• **MATERIAL PROVIDED**
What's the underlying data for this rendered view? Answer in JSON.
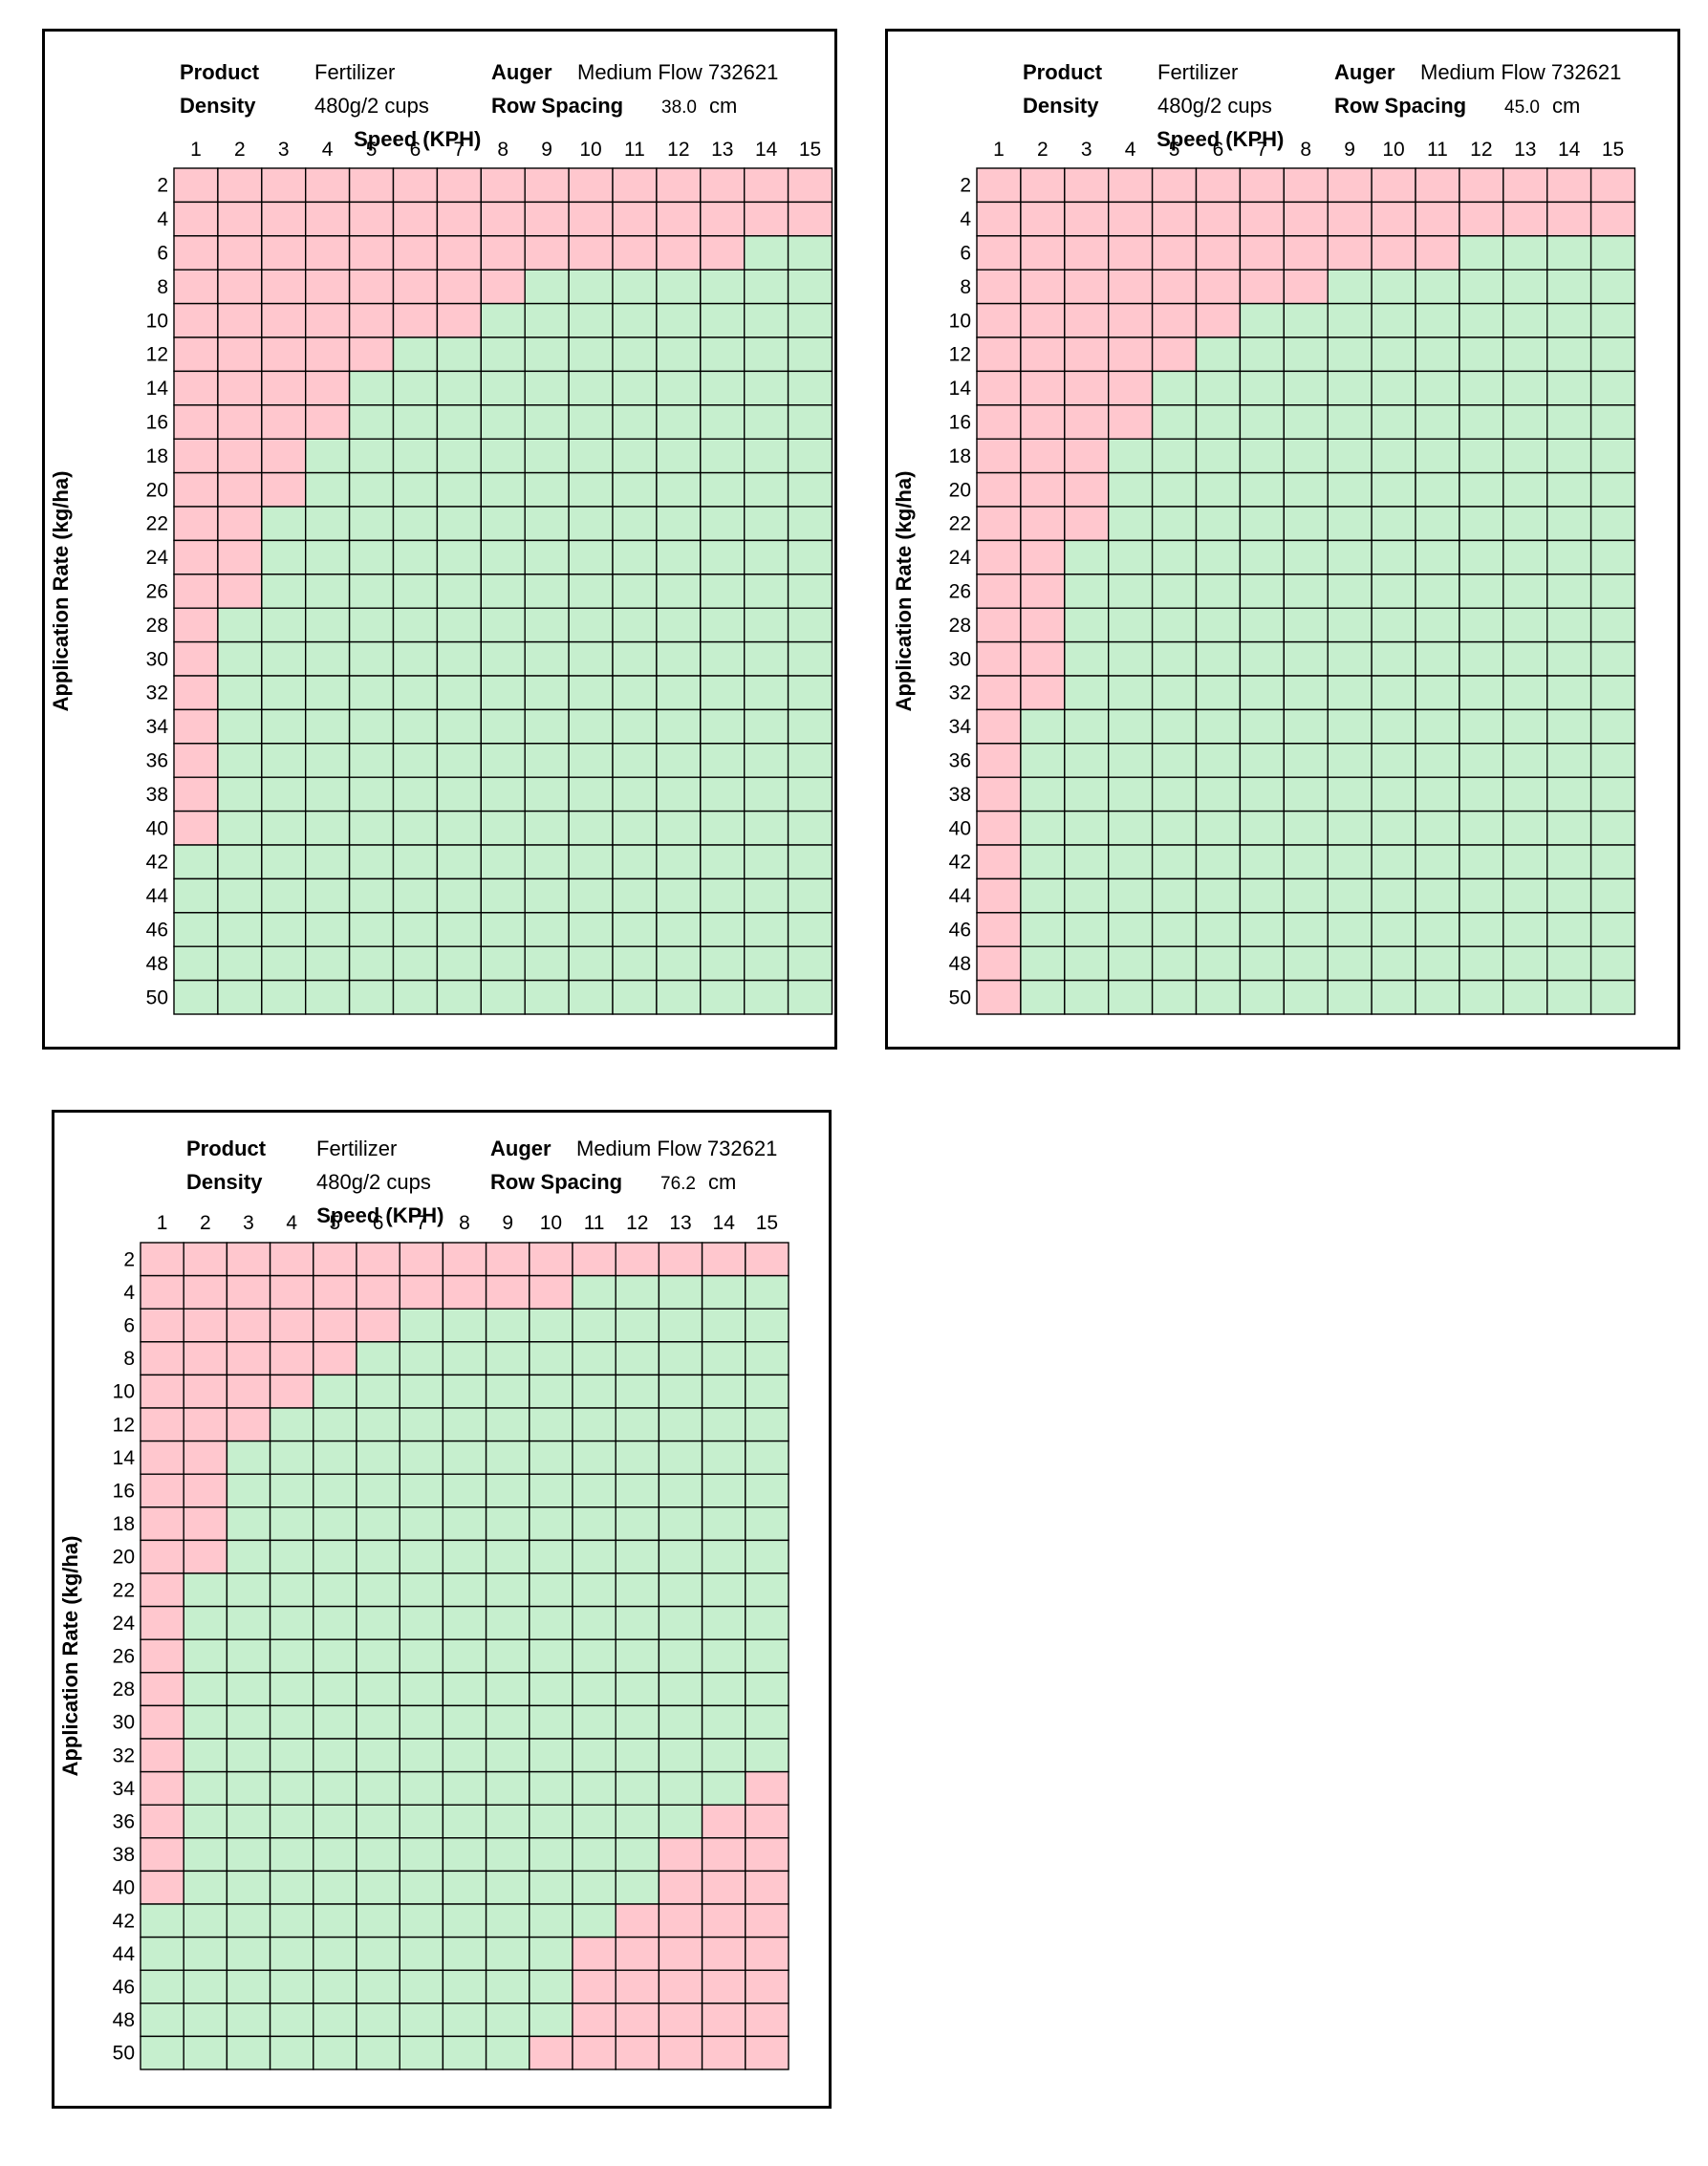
{
  "labels": {
    "product_key": "Product",
    "density_key": "Density",
    "auger_key": "Auger",
    "row_spacing_key": "Row Spacing",
    "xlabel": "Speed (KPH)",
    "ylabel": "Application Rate (kg/ha)"
  },
  "colors": {
    "out_of_range": "#FFC7CE",
    "in_range": "#C6EFCE",
    "grid": "#000000"
  },
  "legend": "none",
  "chart_data": [
    {
      "type": "heatmap",
      "product": "Fertilizer",
      "density": "480g/2 cups",
      "auger": "Medium Flow 732621",
      "row_spacing": "38.0",
      "row_spacing_unit": "cm",
      "xlabel": "Speed (KPH)",
      "ylabel": "Application Rate (kg/ha)",
      "x": [
        1,
        2,
        3,
        4,
        5,
        6,
        7,
        8,
        9,
        10,
        11,
        12,
        13,
        14,
        15
      ],
      "y": [
        2,
        4,
        6,
        8,
        10,
        12,
        14,
        16,
        18,
        20,
        22,
        24,
        26,
        28,
        30,
        32,
        34,
        36,
        38,
        40,
        42,
        44,
        46,
        48,
        50
      ],
      "green_ranges": [
        [
          42,
          50
        ],
        [
          28,
          50
        ],
        [
          22,
          50
        ],
        [
          18,
          50
        ],
        [
          14,
          50
        ],
        [
          12,
          50
        ],
        [
          12,
          50
        ],
        [
          10,
          50
        ],
        [
          8,
          50
        ],
        [
          8,
          50
        ],
        [
          8,
          50
        ],
        [
          8,
          50
        ],
        [
          8,
          50
        ],
        [
          6,
          50
        ],
        [
          6,
          50
        ]
      ]
    },
    {
      "type": "heatmap",
      "product": "Fertilizer",
      "density": "480g/2 cups",
      "auger": "Medium Flow 732621",
      "row_spacing": "45.0",
      "row_spacing_unit": "cm",
      "xlabel": "Speed (KPH)",
      "ylabel": "Application Rate (kg/ha)",
      "x": [
        1,
        2,
        3,
        4,
        5,
        6,
        7,
        8,
        9,
        10,
        11,
        12,
        13,
        14,
        15
      ],
      "y": [
        2,
        4,
        6,
        8,
        10,
        12,
        14,
        16,
        18,
        20,
        22,
        24,
        26,
        28,
        30,
        32,
        34,
        36,
        38,
        40,
        42,
        44,
        46,
        48,
        50
      ],
      "green_ranges": [
        null,
        [
          34,
          50
        ],
        [
          24,
          50
        ],
        [
          18,
          50
        ],
        [
          14,
          50
        ],
        [
          12,
          50
        ],
        [
          10,
          50
        ],
        [
          10,
          50
        ],
        [
          8,
          50
        ],
        [
          8,
          50
        ],
        [
          8,
          50
        ],
        [
          6,
          50
        ],
        [
          6,
          50
        ],
        [
          6,
          50
        ],
        [
          6,
          50
        ]
      ]
    },
    {
      "type": "heatmap",
      "product": "Fertilizer",
      "density": "480g/2 cups",
      "auger": "Medium Flow 732621",
      "row_spacing": "76.2",
      "row_spacing_unit": "cm",
      "xlabel": "Speed (KPH)",
      "ylabel": "Application Rate (kg/ha)",
      "x": [
        1,
        2,
        3,
        4,
        5,
        6,
        7,
        8,
        9,
        10,
        11,
        12,
        13,
        14,
        15
      ],
      "y": [
        2,
        4,
        6,
        8,
        10,
        12,
        14,
        16,
        18,
        20,
        22,
        24,
        26,
        28,
        30,
        32,
        34,
        36,
        38,
        40,
        42,
        44,
        46,
        48,
        50
      ],
      "green_ranges": [
        [
          42,
          50
        ],
        [
          22,
          50
        ],
        [
          14,
          50
        ],
        [
          12,
          50
        ],
        [
          10,
          50
        ],
        [
          8,
          50
        ],
        [
          6,
          50
        ],
        [
          6,
          50
        ],
        [
          6,
          50
        ],
        [
          6,
          48
        ],
        [
          4,
          42
        ],
        [
          4,
          40
        ],
        [
          4,
          36
        ],
        [
          4,
          34
        ],
        [
          4,
          32
        ]
      ]
    }
  ]
}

• **REQUIREMENTS**
Output the full set of records above without changing a word, and drop the images.

• **OUTPUT BELOW**
What's the underlying data for this rendered view? Answer in JSON.
{
  "labels": {
    "product_key": "Product",
    "density_key": "Density",
    "auger_key": "Auger",
    "row_spacing_key": "Row Spacing",
    "xlabel": "Speed (KPH)",
    "ylabel": "Application Rate (kg/ha)"
  },
  "colors": {
    "out_of_range": "#FFC7CE",
    "in_range": "#C6EFCE",
    "grid": "#000000"
  },
  "legend": "none",
  "chart_data": [
    {
      "type": "heatmap",
      "product": "Fertilizer",
      "density": "480g/2 cups",
      "auger": "Medium Flow 732621",
      "row_spacing": "38.0",
      "row_spacing_unit": "cm",
      "xlabel": "Speed (KPH)",
      "ylabel": "Application Rate (kg/ha)",
      "x": [
        1,
        2,
        3,
        4,
        5,
        6,
        7,
        8,
        9,
        10,
        11,
        12,
        13,
        14,
        15
      ],
      "y": [
        2,
        4,
        6,
        8,
        10,
        12,
        14,
        16,
        18,
        20,
        22,
        24,
        26,
        28,
        30,
        32,
        34,
        36,
        38,
        40,
        42,
        44,
        46,
        48,
        50
      ],
      "green_ranges": [
        [
          42,
          50
        ],
        [
          28,
          50
        ],
        [
          22,
          50
        ],
        [
          18,
          50
        ],
        [
          14,
          50
        ],
        [
          12,
          50
        ],
        [
          12,
          50
        ],
        [
          10,
          50
        ],
        [
          8,
          50
        ],
        [
          8,
          50
        ],
        [
          8,
          50
        ],
        [
          8,
          50
        ],
        [
          8,
          50
        ],
        [
          6,
          50
        ],
        [
          6,
          50
        ]
      ]
    },
    {
      "type": "heatmap",
      "product": "Fertilizer",
      "density": "480g/2 cups",
      "auger": "Medium Flow 732621",
      "row_spacing": "45.0",
      "row_spacing_unit": "cm",
      "xlabel": "Speed (KPH)",
      "ylabel": "Application Rate (kg/ha)",
      "x": [
        1,
        2,
        3,
        4,
        5,
        6,
        7,
        8,
        9,
        10,
        11,
        12,
        13,
        14,
        15
      ],
      "y": [
        2,
        4,
        6,
        8,
        10,
        12,
        14,
        16,
        18,
        20,
        22,
        24,
        26,
        28,
        30,
        32,
        34,
        36,
        38,
        40,
        42,
        44,
        46,
        48,
        50
      ],
      "green_ranges": [
        null,
        [
          34,
          50
        ],
        [
          24,
          50
        ],
        [
          18,
          50
        ],
        [
          14,
          50
        ],
        [
          12,
          50
        ],
        [
          10,
          50
        ],
        [
          10,
          50
        ],
        [
          8,
          50
        ],
        [
          8,
          50
        ],
        [
          8,
          50
        ],
        [
          6,
          50
        ],
        [
          6,
          50
        ],
        [
          6,
          50
        ],
        [
          6,
          50
        ]
      ]
    },
    {
      "type": "heatmap",
      "product": "Fertilizer",
      "density": "480g/2 cups",
      "auger": "Medium Flow 732621",
      "row_spacing": "76.2",
      "row_spacing_unit": "cm",
      "xlabel": "Speed (KPH)",
      "ylabel": "Application Rate (kg/ha)",
      "x": [
        1,
        2,
        3,
        4,
        5,
        6,
        7,
        8,
        9,
        10,
        11,
        12,
        13,
        14,
        15
      ],
      "y": [
        2,
        4,
        6,
        8,
        10,
        12,
        14,
        16,
        18,
        20,
        22,
        24,
        26,
        28,
        30,
        32,
        34,
        36,
        38,
        40,
        42,
        44,
        46,
        48,
        50
      ],
      "green_ranges": [
        [
          42,
          50
        ],
        [
          22,
          50
        ],
        [
          14,
          50
        ],
        [
          12,
          50
        ],
        [
          10,
          50
        ],
        [
          8,
          50
        ],
        [
          6,
          50
        ],
        [
          6,
          50
        ],
        [
          6,
          50
        ],
        [
          6,
          48
        ],
        [
          4,
          42
        ],
        [
          4,
          40
        ],
        [
          4,
          36
        ],
        [
          4,
          34
        ],
        [
          4,
          32
        ]
      ]
    }
  ]
}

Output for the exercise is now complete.